Data entries for graphics:
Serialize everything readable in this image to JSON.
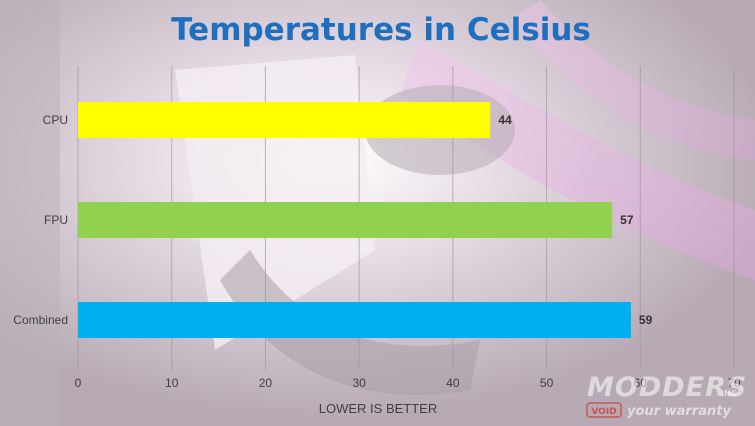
{
  "chart_data": {
    "type": "bar",
    "orientation": "horizontal",
    "title": "Temperatures in Celsius",
    "categories": [
      "CPU",
      "FPU",
      "Combined"
    ],
    "values": [
      44,
      57,
      59
    ],
    "bar_colors": [
      "#ffff00",
      "#92d050",
      "#00b0f0"
    ],
    "xlabel": "LOWER IS BETTER",
    "ylabel": "",
    "xlim": [
      0,
      70
    ],
    "xticks": [
      0,
      10,
      20,
      30,
      40,
      50,
      60,
      70
    ],
    "grid": true,
    "legend": "none"
  },
  "watermark": {
    "brand": "MODDERS",
    "inc": "INC",
    "void_text": "VOID",
    "tagline": "your warranty"
  },
  "colors": {
    "title": "#1f6fbf",
    "grid": "#9a9a9a"
  }
}
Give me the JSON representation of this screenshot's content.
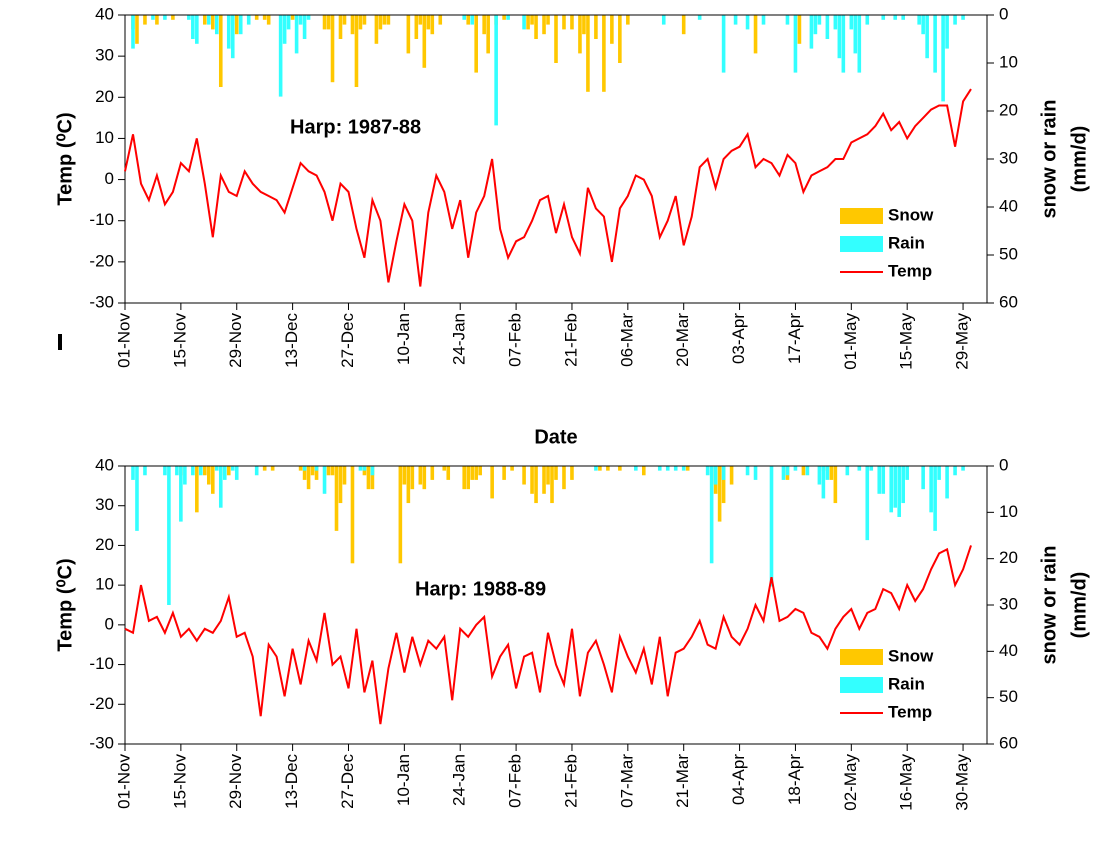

_AIM OF THE TASK:_ All the records above need to be given again word for word. Skip the pictures.

_ANSWER IN FULL:_
Serialize everything readable in this image to JSON.
{
  "chart_data": {
    "type": "bar",
    "orientation": "horizontal",
    "title": "Temperatures in Celsius",
    "categories": [
      "CPU",
      "FPU",
      "Combined"
    ],
    "values": [
      44,
      57,
      59
    ],
    "bar_colors": [
      "#ffff00",
      "#92d050",
      "#00b0f0"
    ],
    "xlabel": "LOWER IS BETTER",
    "ylabel": "",
    "xlim": [
      0,
      70
    ],
    "xticks": [
      0,
      10,
      20,
      30,
      40,
      50,
      60,
      70
    ],
    "grid": true,
    "legend": "none"
  },
  "watermark": {
    "brand": "MODDERS",
    "inc": "INC",
    "void_text": "VOID",
    "tagline": "your warranty"
  },
  "colors": {
    "title": "#1f6fbf",
    "grid": "#9a9a9a"
  }
}
Give me the JSON representation of this screenshot's content.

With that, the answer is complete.